Collected data entries:
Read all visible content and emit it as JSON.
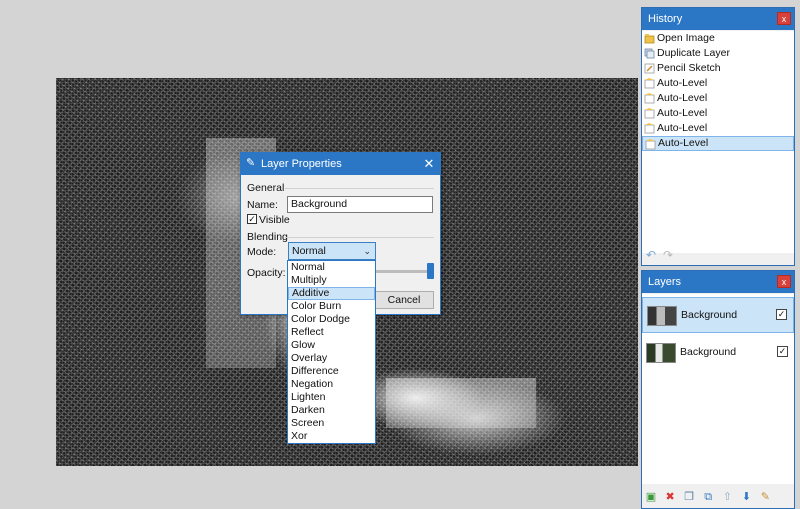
{
  "history": {
    "title": "History",
    "close_label": "x",
    "items": [
      {
        "label": "Open Image",
        "icon": "open-image-icon"
      },
      {
        "label": "Duplicate Layer",
        "icon": "duplicate-layer-icon"
      },
      {
        "label": "Pencil Sketch",
        "icon": "pencil-sketch-icon"
      },
      {
        "label": "Auto-Level",
        "icon": "auto-level-icon"
      },
      {
        "label": "Auto-Level",
        "icon": "auto-level-icon"
      },
      {
        "label": "Auto-Level",
        "icon": "auto-level-icon"
      },
      {
        "label": "Auto-Level",
        "icon": "auto-level-icon"
      },
      {
        "label": "Auto-Level",
        "icon": "auto-level-icon",
        "selected": true
      }
    ]
  },
  "layers": {
    "title": "Layers",
    "close_label": "x",
    "rows": [
      {
        "name": "Background",
        "visible": true,
        "selected": true
      },
      {
        "name": "Background",
        "visible": true,
        "selected": false
      }
    ]
  },
  "dialog": {
    "title": "Layer Properties",
    "close_label": "✕",
    "general_label": "General",
    "name_label": "Name:",
    "name_value": "Background",
    "visible_label": "Visible",
    "visible_checked": true,
    "blending_label": "Blending",
    "mode_label": "Mode:",
    "mode_value": "Normal",
    "opacity_label": "Opacity:",
    "opacity_fraction": 1.0,
    "cancel_label": "Cancel"
  },
  "mode_options": [
    "Normal",
    "Multiply",
    "Additive",
    "Color Burn",
    "Color Dodge",
    "Reflect",
    "Glow",
    "Overlay",
    "Difference",
    "Negation",
    "Lighten",
    "Darken",
    "Screen",
    "Xor"
  ],
  "mode_hovered": "Additive",
  "colors": {
    "titlebar": "#2b77c6",
    "selection": "#cce4f7",
    "close_button": "#d9403a"
  }
}
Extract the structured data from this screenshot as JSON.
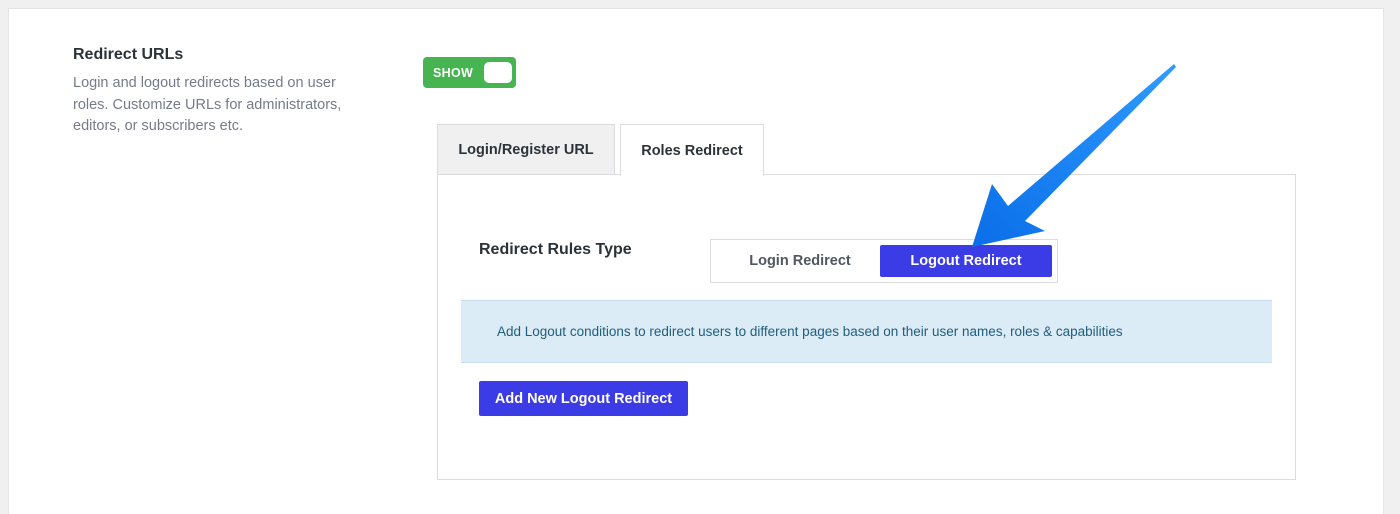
{
  "section": {
    "title": "Redirect URLs",
    "description": "Login and logout redirects based on user roles. Customize URLs for administrators, editors, or subscribers etc."
  },
  "toggle": {
    "label": "SHOW",
    "state": "on",
    "color": "#46b450"
  },
  "tabs": [
    {
      "label": "Login/Register URL",
      "active": false
    },
    {
      "label": "Roles Redirect",
      "active": true
    }
  ],
  "panel": {
    "rules_type_label": "Redirect Rules Type",
    "segments": [
      {
        "label": "Login Redirect",
        "selected": false
      },
      {
        "label": "Logout Redirect",
        "selected": true
      }
    ],
    "notice": "Add Logout conditions to redirect users to different pages based on their user names, roles & capabilities",
    "add_button": "Add New Logout Redirect"
  },
  "colors": {
    "accent": "#3c3ce6",
    "notice_bg": "#dcecf6",
    "annotation_arrow": "#1a86f5"
  },
  "annotation": {
    "icon": "arrow-pointer-icon"
  }
}
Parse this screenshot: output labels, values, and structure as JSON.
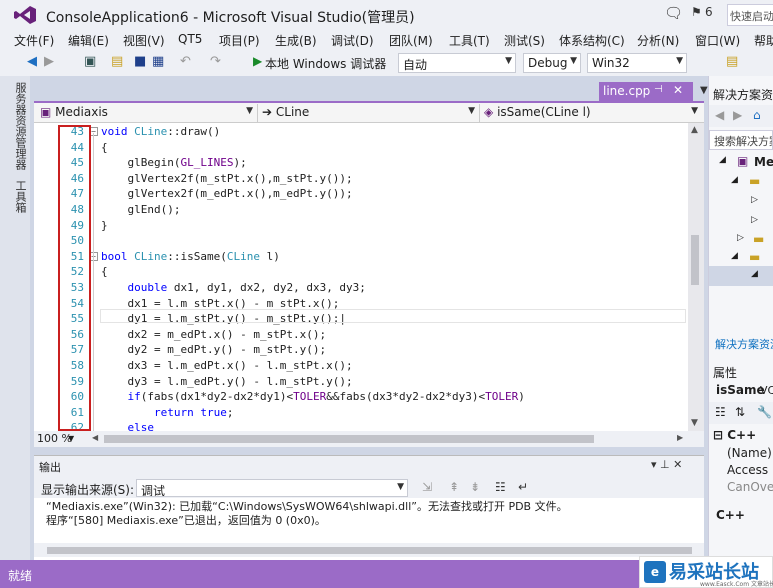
{
  "window": {
    "title": "ConsoleApplication6 - Microsoft Visual Studio(管理员)",
    "flag_count": "6",
    "quick_launch_placeholder": "快速启动"
  },
  "menu": [
    "文件(F)",
    "编辑(E)",
    "视图(V)",
    "QT5",
    "项目(P)",
    "生成(B)",
    "调试(D)",
    "团队(M)",
    "工具(T)",
    "测试(S)",
    "体系结构(C)",
    "分析(N)",
    "窗口(W)",
    "帮助"
  ],
  "toolbar": {
    "run_label": "本地 Windows 调试器",
    "run_mode": "自动",
    "config": "Debug",
    "platform": "Win32"
  },
  "left_strip": {
    "server_explorer": "服务器资源管理器",
    "toolbox": "工具箱"
  },
  "editor": {
    "tab_label": "line.cpp",
    "nav_project": "Mediaxis",
    "nav_class": "CLine",
    "nav_member": "isSame(CLine l)",
    "zoom": "100 %",
    "lines": [
      {
        "n": "43",
        "fold": "−",
        "text": "void CLine::draw()"
      },
      {
        "n": "44",
        "fold": "",
        "text": "{"
      },
      {
        "n": "45",
        "fold": "",
        "text": "    glBegin(GL_LINES);"
      },
      {
        "n": "46",
        "fold": "",
        "text": "    glVertex2f(m_stPt.x(),m_stPt.y());"
      },
      {
        "n": "47",
        "fold": "",
        "text": "    glVertex2f(m_edPt.x(),m_edPt.y());"
      },
      {
        "n": "48",
        "fold": "",
        "text": "    glEnd();"
      },
      {
        "n": "49",
        "fold": "",
        "text": "}"
      },
      {
        "n": "50",
        "fold": "",
        "text": ""
      },
      {
        "n": "51",
        "fold": "−",
        "text": "bool CLine::isSame(CLine l)"
      },
      {
        "n": "52",
        "fold": "",
        "text": "{"
      },
      {
        "n": "53",
        "fold": "",
        "text": "    double dx1, dy1, dx2, dy2, dx3, dy3;"
      },
      {
        "n": "54",
        "fold": "",
        "text": "    dx1 = l.m_stPt.x() - m_stPt.x();"
      },
      {
        "n": "55",
        "fold": "",
        "text": "    dy1 = l.m_stPt.y() - m_stPt.y();|"
      },
      {
        "n": "56",
        "fold": "",
        "text": "    dx2 = m_edPt.x() - m_stPt.x();"
      },
      {
        "n": "57",
        "fold": "",
        "text": "    dy2 = m_edPt.y() - m_stPt.y();"
      },
      {
        "n": "58",
        "fold": "",
        "text": "    dx3 = l.m_edPt.x() - l.m_stPt.x();"
      },
      {
        "n": "59",
        "fold": "",
        "text": "    dy3 = l.m_edPt.y() - l.m_stPt.y();"
      },
      {
        "n": "60",
        "fold": "",
        "text": "    if(fabs(dx1*dy2-dx2*dy1)<TOLER&&fabs(dx3*dy2-dx2*dy3)<TOLER)"
      },
      {
        "n": "61",
        "fold": "",
        "text": "        return true;"
      },
      {
        "n": "62",
        "fold": "",
        "text": "    else"
      }
    ]
  },
  "output": {
    "title": "输出",
    "source_label": "显示输出来源(S):",
    "source_value": "调试",
    "lines": [
      "“Mediaxis.exe”(Win32): 已加载“C:\\Windows\\SysWOW64\\shlwapi.dll”。无法查找或打开 PDB 文件。",
      "程序“[580] Mediaxis.exe”已退出，返回值为 0 (0x0)。"
    ]
  },
  "solution_explorer": {
    "title": "解决方案资源",
    "search_placeholder": "搜索解决方案",
    "root_label": "Me",
    "link_label": "解决方案资源"
  },
  "properties": {
    "title": "属性",
    "object": "isSame",
    "object_type": "VC",
    "category": "C++",
    "rows": [
      "(Name)",
      "Access",
      "CanOver"
    ],
    "desc_title": "C++"
  },
  "status": {
    "text": "就绪"
  },
  "watermark": {
    "text": "易采站长站",
    "url": "www.Easck.Com  文章站长教程"
  },
  "colors": {
    "accent": "#9b6bc7",
    "keyword": "#0000ff",
    "type": "#2b91af",
    "highlight_box": "#c91f1f"
  }
}
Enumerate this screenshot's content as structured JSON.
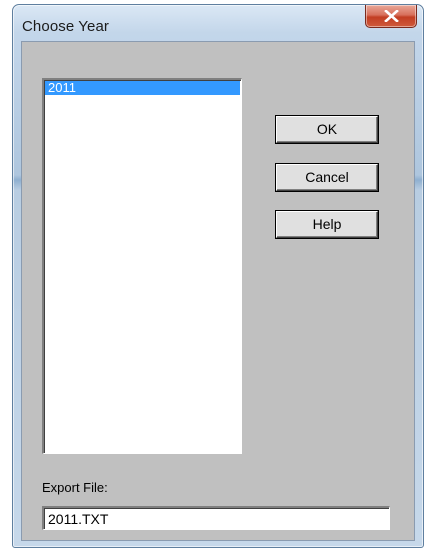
{
  "window": {
    "title": "Choose Year"
  },
  "year_list": {
    "items": [
      "2011"
    ],
    "selected": "2011"
  },
  "buttons": {
    "ok_label": "OK",
    "cancel_label": "Cancel",
    "help_label": "Help"
  },
  "export": {
    "label": "Export File:",
    "value": "2011.TXT"
  },
  "colors": {
    "selection_bg": "#3399ff",
    "dialog_bg": "#c0c0c0",
    "close_button": "#c94a2e"
  },
  "icons": {
    "close": "close-icon"
  }
}
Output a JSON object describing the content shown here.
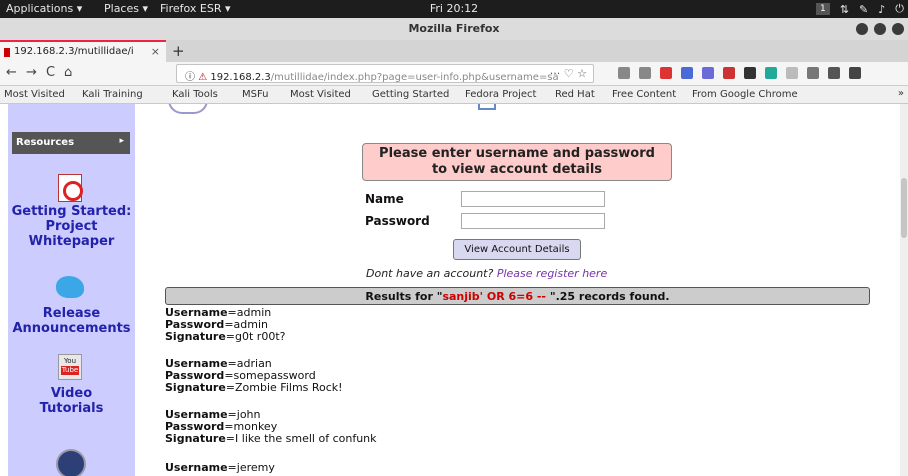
{
  "topbar": {
    "applications": "Applications ▾",
    "places": "Places ▾",
    "firefox": "Firefox ESR ▾",
    "clock": "Fri 20:12",
    "workspace": "1"
  },
  "window": {
    "title": "Mozilla Firefox"
  },
  "tab": {
    "label": "192.168.2.3/mutillidae/i",
    "close": "×",
    "new": "+"
  },
  "nav": {
    "back": "←",
    "forward": "→",
    "reload": "C",
    "home": "⌂",
    "url_host": "192.168.2.3",
    "url_path": "/mutillidae/index.php?page=user-info.php&username=sa",
    "url_actions": "··· ♡ ☆"
  },
  "bookmarks": [
    "Most Visited",
    "Kali Training",
    "Kali Tools",
    "MSFu",
    "Most Visited",
    "Getting Started",
    "Fedora Project",
    "Red Hat",
    "Free Content",
    "From Google Chrome"
  ],
  "bookmarks_more": "»",
  "sidebar": {
    "resources": "Resources",
    "getting_started": [
      "Getting Started:",
      "Project",
      "Whitepaper"
    ],
    "release": [
      "Release",
      "Announcements"
    ],
    "video": [
      "Video",
      "Tutorials"
    ],
    "yt_icon": [
      "You",
      "Tube"
    ]
  },
  "form": {
    "heading_line1": "Please enter username and password",
    "heading_line2": "to view account details",
    "name_label": "Name",
    "password_label": "Password",
    "name_value": "",
    "password_value": "",
    "submit_label": "View Account Details",
    "register_prefix": "Dont have an account? ",
    "register_link": "Please register here"
  },
  "results": {
    "prefix": "Results for \"",
    "query": "sanjib' OR 6=6 --",
    "suffix": " \".25 records found."
  },
  "records": [
    {
      "username": "admin",
      "password": "admin",
      "signature": "g0t r00t?"
    },
    {
      "username": "adrian",
      "password": "somepassword",
      "signature": "Zombie Films Rock!"
    },
    {
      "username": "john",
      "password": "monkey",
      "signature": "I like the smell of confunk"
    },
    {
      "username": "jeremy"
    }
  ],
  "field_labels": {
    "username": "Username",
    "password": "Password",
    "signature": "Signature"
  },
  "colors": {
    "sidebar": "#ccccff",
    "prompt_box": "#ffcccc",
    "injection": "#cc0000",
    "link_purple": "#7733aa",
    "nav_blue": "#2222aa"
  }
}
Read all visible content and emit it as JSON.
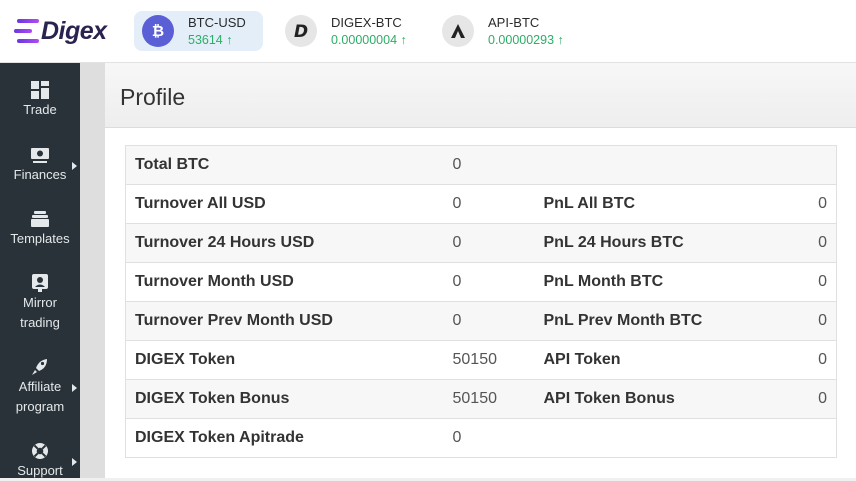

#### Written request
Gather each line of the listing containing the word "URLs" and show it.

#### Output for this exercise
    "title": "Redirect URLs",
    "description": "Login and logout redirects based on user roles. Customize URLs for administrators, editors, or subscribers etc."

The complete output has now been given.